TEXTO FORNECIDO>
-.-.-

Sentindo-se solitário na Pintura, aprendeu a tocar e dominou três instrumentos musicais: violão, saxofone e clarineta. Já construiu, em seu atelier, dois instrumentos de grande porte: uma marimba e um piano. Parece brincadeira, mas o homem não sabe tocar piano. Construiu os instrumentos na esperança de ter um pianista em casa. Os garotos, no entanto, o decepcionaram. Gostam mesmo é do violão.
Não negam, assim procedendo, sua origem da Boa Terra.
Na célebre época da construção da Central rumo a Monte Azul, GG dedicou-se à música das dez da noite às cinco da manhã. Tocava tanto no fidalgo Clube Montes Claros como nos cabarés afamados da zona boémia, dos quais o romancista carioca Marques Rebello disse que ferviam como os night-clubs da Broadway.
Mesmo fugindo de nós, Godofredo Guedes já estava fixado na História local, por ter esbanjado aqui vinte e sete anos de inteligência, beleza e emoções.

-.-.-

Entradas de regiões rotuladas>
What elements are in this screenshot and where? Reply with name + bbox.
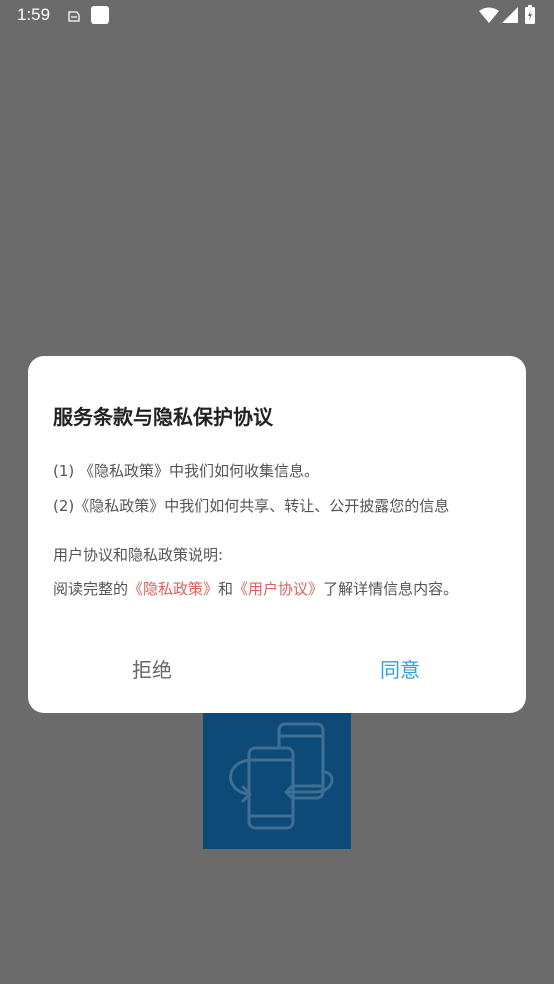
and-text: 和	[218, 580, 234, 598]
wifi-icon	[479, 7, 499, 27]
app-logo	[203, 700, 351, 849]
read-prefix: 阅读完整的	[53, 580, 129, 598]
app-icon	[91, 6, 109, 28]
section-heading: 用户协议和隐私政策说明:	[53, 546, 224, 564]
reject-button[interactable]: 拒绝	[132, 654, 172, 683]
user-agreement-link[interactable]: 《用户协议》	[233, 580, 323, 598]
signal-icon	[502, 7, 518, 27]
status-bar: 1:59	[0, 0, 554, 30]
phone-transfer-icon	[229, 722, 334, 830]
read-full-text: 阅读完整的《隐私政策》和《用户协议》了解详情信息内容。	[53, 578, 458, 599]
policy-item-2: (2)《隐私政策》中我们如何共享、转让、公开披露您的信息	[53, 497, 450, 515]
read-suffix: 了解详情信息内容。	[323, 580, 459, 598]
agree-button[interactable]: 同意	[380, 654, 420, 683]
privacy-dialog: 服务条款与隐私保护协议 (1) 《隐私政策》中我们如何收集信息。 (2)《隐私政…	[28, 356, 526, 713]
notification-icon	[66, 8, 81, 27]
policy-item-1: (1) 《隐私政策》中我们如何收集信息。	[53, 462, 320, 480]
privacy-policy-link[interactable]: 《隐私政策》	[128, 580, 218, 598]
battery-icon	[525, 5, 535, 28]
dialog-title: 服务条款与隐私保护协议	[53, 405, 273, 429]
status-time: 1:59	[17, 5, 51, 24]
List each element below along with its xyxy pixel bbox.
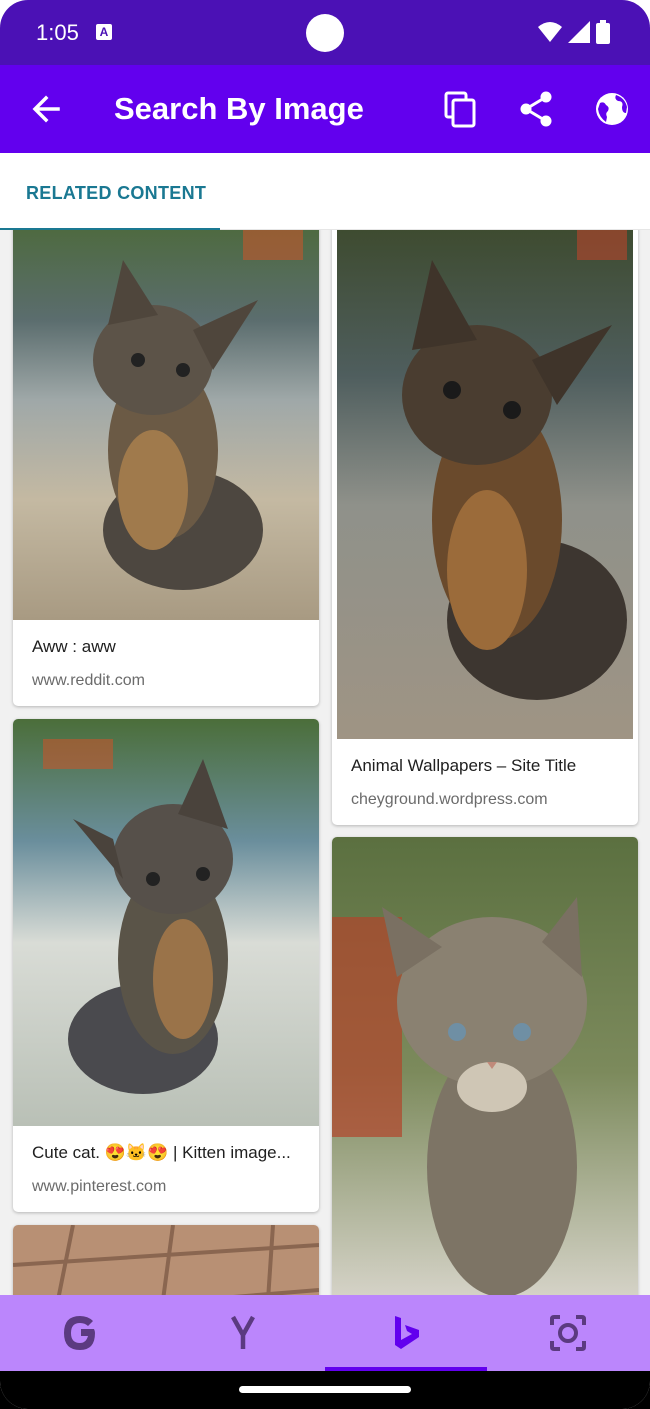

-.-.-

EXERCÍCIOS>
1. Reescreva todas as entradas, trocando "bbox" por "caixa delimitadora" e mantendo todo o resto igual. Deixe as imagens fora da resposta.
2. Retome o texto sobre Godofredo Guedes a partir do ponto em que ele termina.
O texto e as entradas vêm de fontes diferentes.

RESPOSTAS EM ORDEM>
1.
What elements are in this screenshot and where? Reply with name + caixa delimitadora.
and-text: 和	[218, 580, 234, 598]
wifi-icon	[479, 7, 499, 27]
app-logo	[203, 700, 351, 849]
read-prefix: 阅读完整的	[53, 580, 129, 598]
app-icon	[91, 6, 109, 28]
section-heading: 用户协议和隐私政策说明:	[53, 546, 224, 564]
reject-button[interactable]: 拒绝	[132, 654, 172, 683]
user-agreement-link[interactable]: 《用户协议》	[233, 580, 323, 598]
signal-icon	[502, 7, 518, 27]
status-bar: 1:59	[0, 0, 554, 30]
phone-transfer-icon	[229, 722, 334, 830]
read-full-text: 阅读完整的《隐私政策》和《用户协议》了解详情信息内容。	[53, 578, 458, 599]
policy-item-2: (2)《隐私政策》中我们如何共享、转让、公开披露您的信息	[53, 497, 450, 515]
read-suffix: 了解详情信息内容。	[323, 580, 459, 598]
agree-button[interactable]: 同意	[380, 654, 420, 683]
privacy-dialog: 服务条款与隐私保护协议 (1) 《隐私政策》中我们如何收集信息。 (2)《隐私政…	[28, 356, 526, 713]
notification-icon	[66, 8, 81, 27]
policy-item-1: (1) 《隐私政策》中我们如何收集信息。	[53, 462, 320, 480]
privacy-policy-link[interactable]: 《隐私政策》	[128, 580, 218, 598]
battery-icon	[525, 5, 535, 28]
dialog-title: 服务条款与隐私保护协议	[53, 405, 273, 429]
status-time: 1:59	[17, 5, 51, 24]
List each element below along with its xyxy pixel caixa delimitadora.

2.
Seus quadros a óleo ornamentaram muitos lares da cidade, suas estatuetas estão por toda parte, aqui, ali, alhures no Brasil. Sua valsa Saudade da Bahia percorreu o País, como se fosse de autor desconhecido, muito antes do samba homónimo de Dorival Caymmi. Dificilmente se poderá falar de Montes Claros sem mencionar o nome de GG. É uma verdadeira associaçãp de odeias: um homem que se doou a uma cidade; a cidade que admira seu valor de artista.
Agora, Godofredo partiu e nos deixou. Deixou a poeira e o sol abrasador do sertão; foi viver no asfalto.
Quem se candidata a pintar as ruas de Montes Claros?